Scan the data beneath this task and copy each line that includes "QUAN".

Stored data:
_ _ _

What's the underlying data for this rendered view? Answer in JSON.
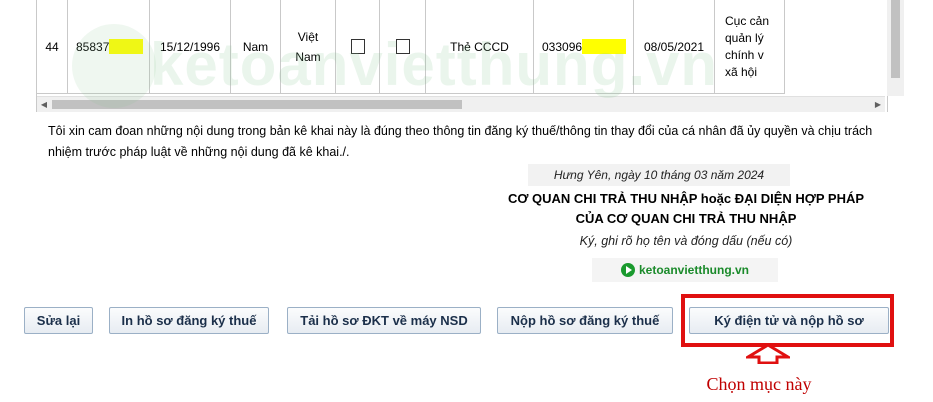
{
  "table": {
    "row": {
      "stt": "44",
      "tax_code": "85837",
      "birth_date": "15/12/1996",
      "gender": "Nam",
      "nationality": "Việt Nam",
      "doc_type": "Thẻ CCCD",
      "doc_number": "033096",
      "issue_date": "08/05/2021",
      "issued_by": "Cục cản\nquản lý\nchính v\nxã hội"
    }
  },
  "watermark": {
    "text": "ketoanvietthung.vn"
  },
  "declaration": {
    "text": "Tôi xin cam đoan những nội dung trong bản kê khai này là đúng theo thông tin đăng ký thuế/thông tin thay đổi của cá nhân đã ủy quyền và chịu trách nhiệm trước pháp luật về những nội dung đã kê khai./."
  },
  "signature": {
    "place_date": "Hưng Yên, ngày 10 tháng 03 năm 2024",
    "title_line1": "CƠ QUAN CHI TRẢ THU NHẬP hoặc ĐẠI DIỆN HỢP PHÁP",
    "title_line2": "CỦA CƠ QUAN CHI TRẢ THU NHẬP",
    "note": "Ký, ghi rõ họ tên và đóng dấu (nếu có)",
    "brand": "ketoanvietthung.vn"
  },
  "buttons": {
    "edit": "Sửa lại",
    "print": "In hồ sơ đăng ký thuế",
    "download": "Tải hồ sơ ĐKT về máy NSD",
    "submit": "Nộp hồ sơ đăng ký thuế",
    "sign_submit": "Ký điện tử và nộp hồ sơ"
  },
  "annotation": {
    "text": "Chọn mục này",
    "color": "#c00000"
  }
}
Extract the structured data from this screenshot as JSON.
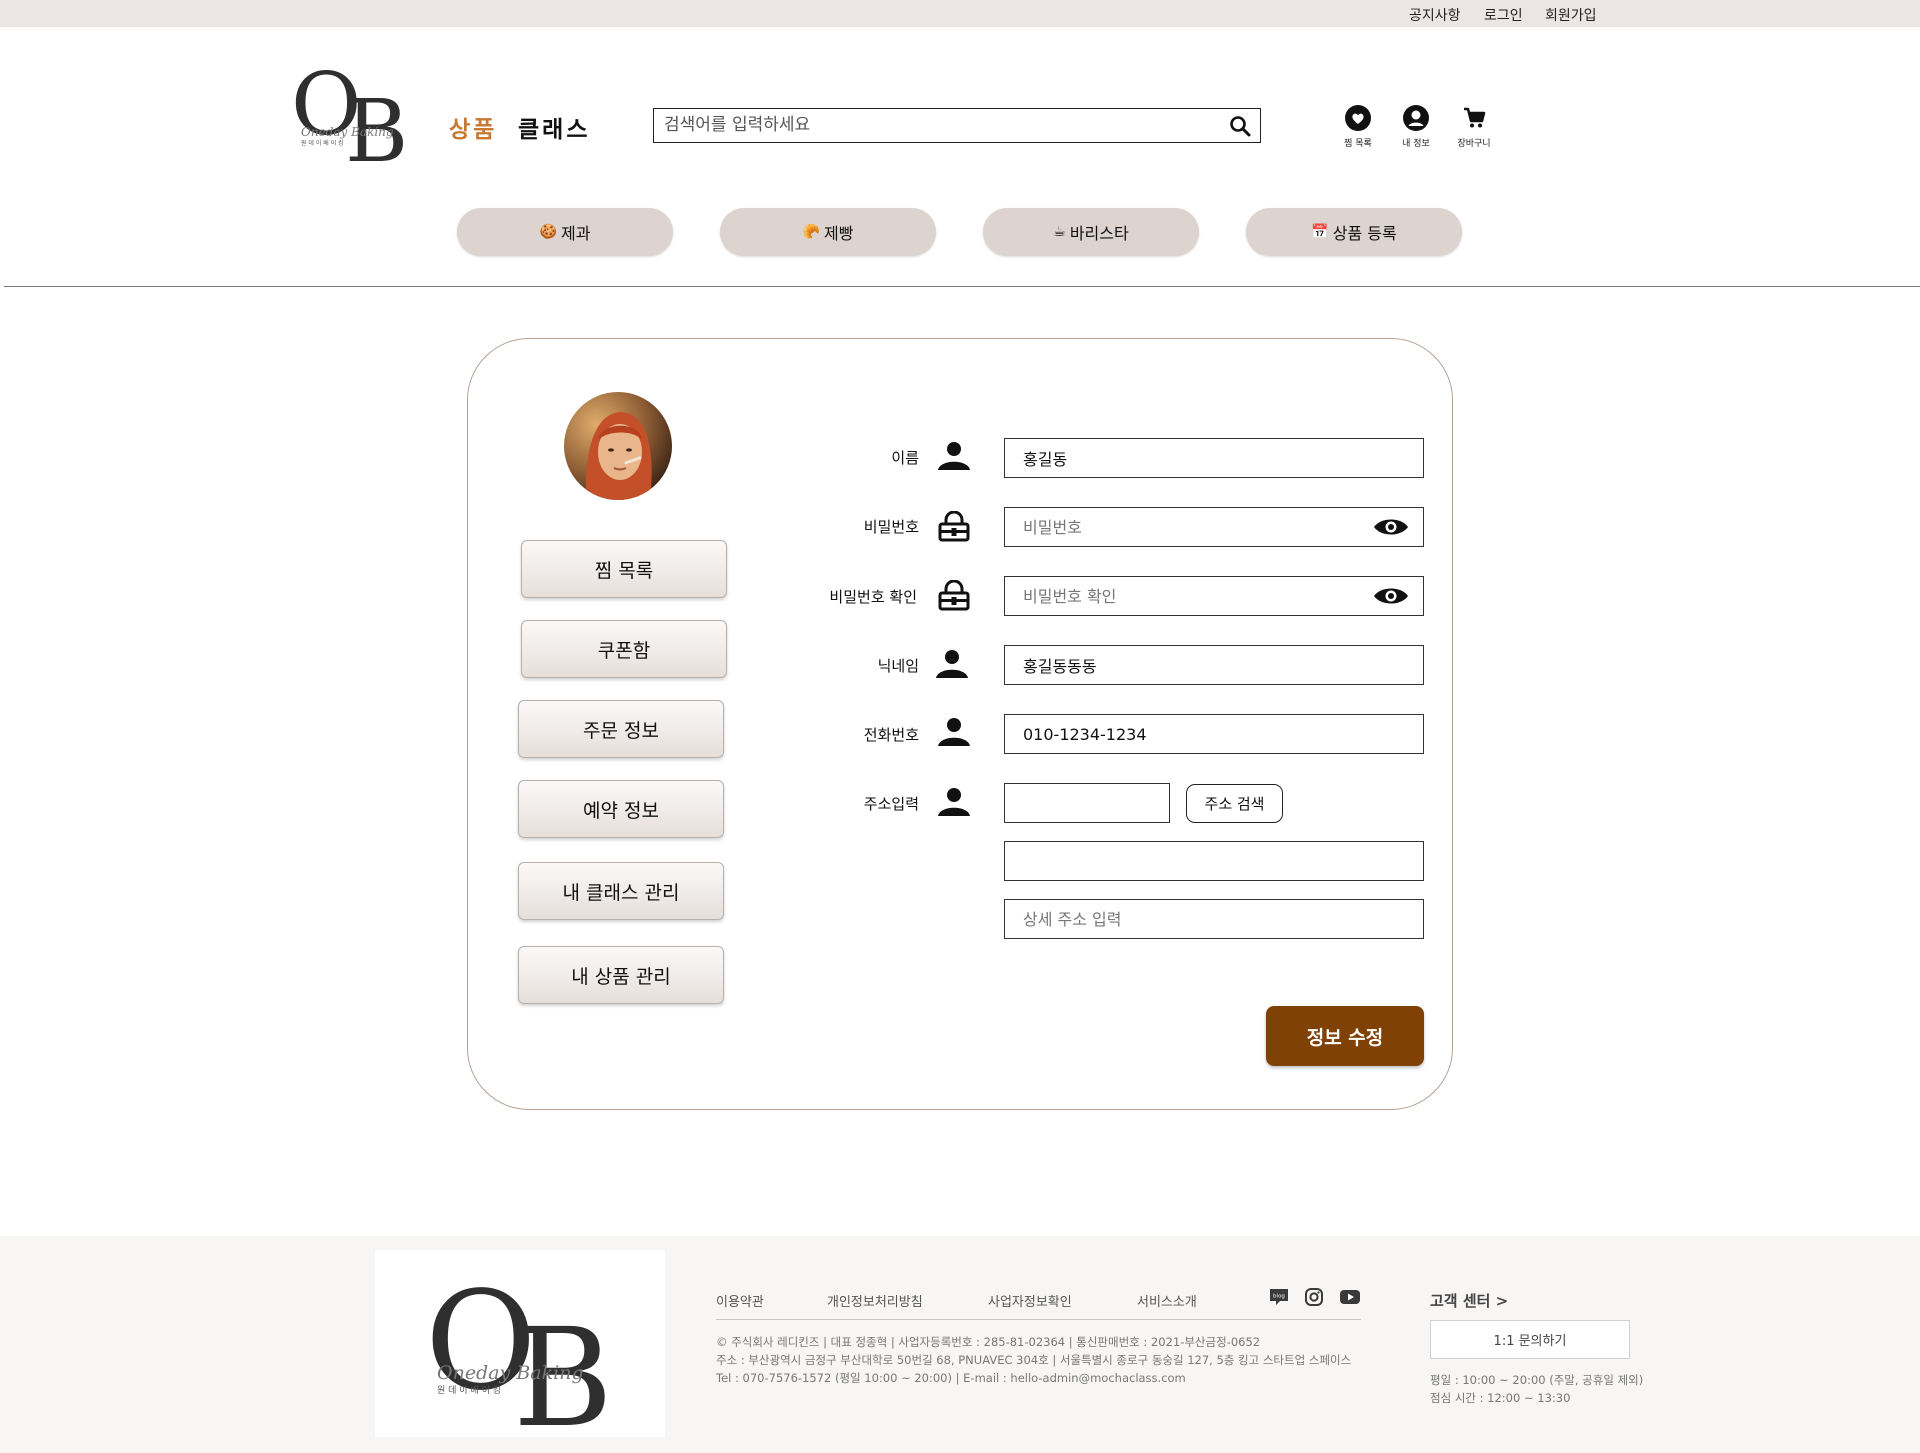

_ _ _

* Exercise result:
    "title_line1": "CƠ QUAN CHI TRẢ THU NHẬP hoặc ĐẠI DIỆN HỢP PHÁP",
    "title_line2": "CỦA CƠ QUAN CHI TRẢ THU NHẬP",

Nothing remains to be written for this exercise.